Instruction a:
Reproduce the entries verbatim, beginning with the first entry and ending with the line that contains "dect-monitor-checkbox[interactable] [294, 430, 307, 443]", including that line.

For by a single offering he has perfected for all time those who are being sanctified.
And the Holy Spirit also bears witness to us; for after saying,
“This is the covenant that I will make with them
after those days, declares the Lord:
I will put my laws on their hearts,
and write them on their minds,”
then he adds,
“I will remember their sins and their lawless deeds no more.”
Where there is forgiveness of these, there is no longer any offering for sin.​This is the New Covenant, not some other covenant of grace. Hebrews applies the prophecy of the _New Covenant_ from Jeremiah to the work of Jesus Christ as mediator. There is no other New Covenant then the one in the quote above. The New Covenant in the quote above is _the_ Covenant of Grace. It seems pretty strange to say an unbeliever can be in the _New Covenant_ of which Jesus Christ is the surety (Heb. 7:22), but not in the covenant of grace. I have to ask what New Covenant are you referring to Jeri? It can't be the one mentioned in the passages above. We are best sticking to what the confessions teach— that partaking in the sacraments does not make you a member of the New Covenant. I find it ironic that I am saying this to a Presbyterian, but the sacraments are administered to people on the basis of the judgment of charity in regards to someone's presumed covenant status.

Instruction b:
According to the post on the New Covenant, which book applies Jeremiah's prophecy of the New Covenant to the work of Jesus Christ as mediator?

Entries from a data source:
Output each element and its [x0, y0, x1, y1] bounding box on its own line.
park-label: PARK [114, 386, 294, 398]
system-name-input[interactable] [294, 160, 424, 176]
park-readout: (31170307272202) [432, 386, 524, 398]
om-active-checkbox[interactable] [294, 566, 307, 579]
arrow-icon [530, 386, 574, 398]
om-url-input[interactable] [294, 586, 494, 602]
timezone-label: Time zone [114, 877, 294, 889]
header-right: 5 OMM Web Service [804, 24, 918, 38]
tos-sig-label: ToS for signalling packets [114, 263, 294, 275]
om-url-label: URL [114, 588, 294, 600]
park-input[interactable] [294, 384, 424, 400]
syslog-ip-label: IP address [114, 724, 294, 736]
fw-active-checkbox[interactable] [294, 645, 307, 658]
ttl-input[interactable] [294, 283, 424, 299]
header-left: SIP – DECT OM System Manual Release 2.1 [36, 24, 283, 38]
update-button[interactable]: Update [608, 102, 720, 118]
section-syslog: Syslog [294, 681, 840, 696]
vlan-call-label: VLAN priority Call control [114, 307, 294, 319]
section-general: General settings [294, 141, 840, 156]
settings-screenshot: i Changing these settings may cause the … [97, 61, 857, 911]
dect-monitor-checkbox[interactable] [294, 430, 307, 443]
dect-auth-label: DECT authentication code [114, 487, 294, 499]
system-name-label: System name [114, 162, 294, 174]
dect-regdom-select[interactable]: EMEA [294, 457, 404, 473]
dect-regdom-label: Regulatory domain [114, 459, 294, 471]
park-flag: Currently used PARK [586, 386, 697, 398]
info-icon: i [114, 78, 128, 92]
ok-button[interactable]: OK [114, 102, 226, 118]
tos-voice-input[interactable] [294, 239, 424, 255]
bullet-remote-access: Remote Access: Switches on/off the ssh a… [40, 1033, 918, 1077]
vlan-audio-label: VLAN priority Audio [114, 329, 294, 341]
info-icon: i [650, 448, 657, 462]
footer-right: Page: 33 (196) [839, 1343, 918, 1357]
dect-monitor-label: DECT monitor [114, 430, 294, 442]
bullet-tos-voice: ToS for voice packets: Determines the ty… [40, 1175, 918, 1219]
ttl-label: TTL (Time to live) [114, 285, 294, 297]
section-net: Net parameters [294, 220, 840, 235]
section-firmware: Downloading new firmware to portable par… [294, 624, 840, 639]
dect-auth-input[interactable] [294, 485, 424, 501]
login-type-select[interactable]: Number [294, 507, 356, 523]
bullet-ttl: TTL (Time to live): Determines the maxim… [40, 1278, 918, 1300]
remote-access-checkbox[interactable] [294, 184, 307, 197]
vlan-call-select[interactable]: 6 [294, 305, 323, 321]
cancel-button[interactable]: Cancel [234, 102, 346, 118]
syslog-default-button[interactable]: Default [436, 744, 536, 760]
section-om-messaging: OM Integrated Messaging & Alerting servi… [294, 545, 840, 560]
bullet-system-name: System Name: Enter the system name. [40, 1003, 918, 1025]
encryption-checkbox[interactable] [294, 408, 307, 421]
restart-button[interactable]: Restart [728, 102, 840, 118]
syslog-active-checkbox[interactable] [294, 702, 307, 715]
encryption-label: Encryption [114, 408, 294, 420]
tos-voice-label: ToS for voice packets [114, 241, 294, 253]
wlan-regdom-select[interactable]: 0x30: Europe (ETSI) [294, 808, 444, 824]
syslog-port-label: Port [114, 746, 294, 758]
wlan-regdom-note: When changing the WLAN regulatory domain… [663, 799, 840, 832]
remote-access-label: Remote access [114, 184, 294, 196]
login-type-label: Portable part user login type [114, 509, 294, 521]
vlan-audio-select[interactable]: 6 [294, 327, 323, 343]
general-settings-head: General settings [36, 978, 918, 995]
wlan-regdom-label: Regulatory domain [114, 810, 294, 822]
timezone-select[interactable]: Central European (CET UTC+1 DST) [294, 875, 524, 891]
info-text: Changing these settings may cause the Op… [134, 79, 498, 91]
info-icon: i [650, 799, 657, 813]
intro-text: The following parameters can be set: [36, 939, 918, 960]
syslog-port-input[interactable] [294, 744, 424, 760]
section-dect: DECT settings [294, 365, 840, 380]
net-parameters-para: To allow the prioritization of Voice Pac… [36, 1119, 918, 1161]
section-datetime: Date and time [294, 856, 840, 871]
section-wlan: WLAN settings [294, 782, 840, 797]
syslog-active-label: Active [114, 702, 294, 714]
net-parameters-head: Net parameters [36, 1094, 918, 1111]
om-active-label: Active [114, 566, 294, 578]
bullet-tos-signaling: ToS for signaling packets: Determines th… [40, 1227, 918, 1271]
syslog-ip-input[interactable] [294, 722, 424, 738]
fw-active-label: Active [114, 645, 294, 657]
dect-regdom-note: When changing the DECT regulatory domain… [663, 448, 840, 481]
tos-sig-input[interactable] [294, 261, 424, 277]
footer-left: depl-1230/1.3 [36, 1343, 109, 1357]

Task response a:
Output each element and its [x0, y0, x1, y1] bounding box on its own line.
park-label: PARK [114, 386, 294, 398]
system-name-input[interactable] [294, 160, 424, 176]
park-readout: (31170307272202) [432, 386, 524, 398]
om-active-checkbox[interactable] [294, 566, 307, 579]
arrow-icon [530, 386, 574, 398]
om-url-input[interactable] [294, 586, 494, 602]
timezone-label: Time zone [114, 877, 294, 889]
header-right: 5 OMM Web Service [804, 24, 918, 38]
tos-sig-label: ToS for signalling packets [114, 263, 294, 275]
om-url-label: URL [114, 588, 294, 600]
park-input[interactable] [294, 384, 424, 400]
syslog-ip-label: IP address [114, 724, 294, 736]
fw-active-checkbox[interactable] [294, 645, 307, 658]
ttl-input[interactable] [294, 283, 424, 299]
header-left: SIP – DECT OM System Manual Release 2.1 [36, 24, 283, 38]
update-button[interactable]: Update [608, 102, 720, 118]
section-syslog: Syslog [294, 681, 840, 696]
vlan-call-label: VLAN priority Call control [114, 307, 294, 319]
section-general: General settings [294, 141, 840, 156]
settings-screenshot: i Changing these settings may cause the … [97, 61, 857, 911]
dect-monitor-checkbox[interactable] [294, 430, 307, 443]

Task response b:
Hebrews.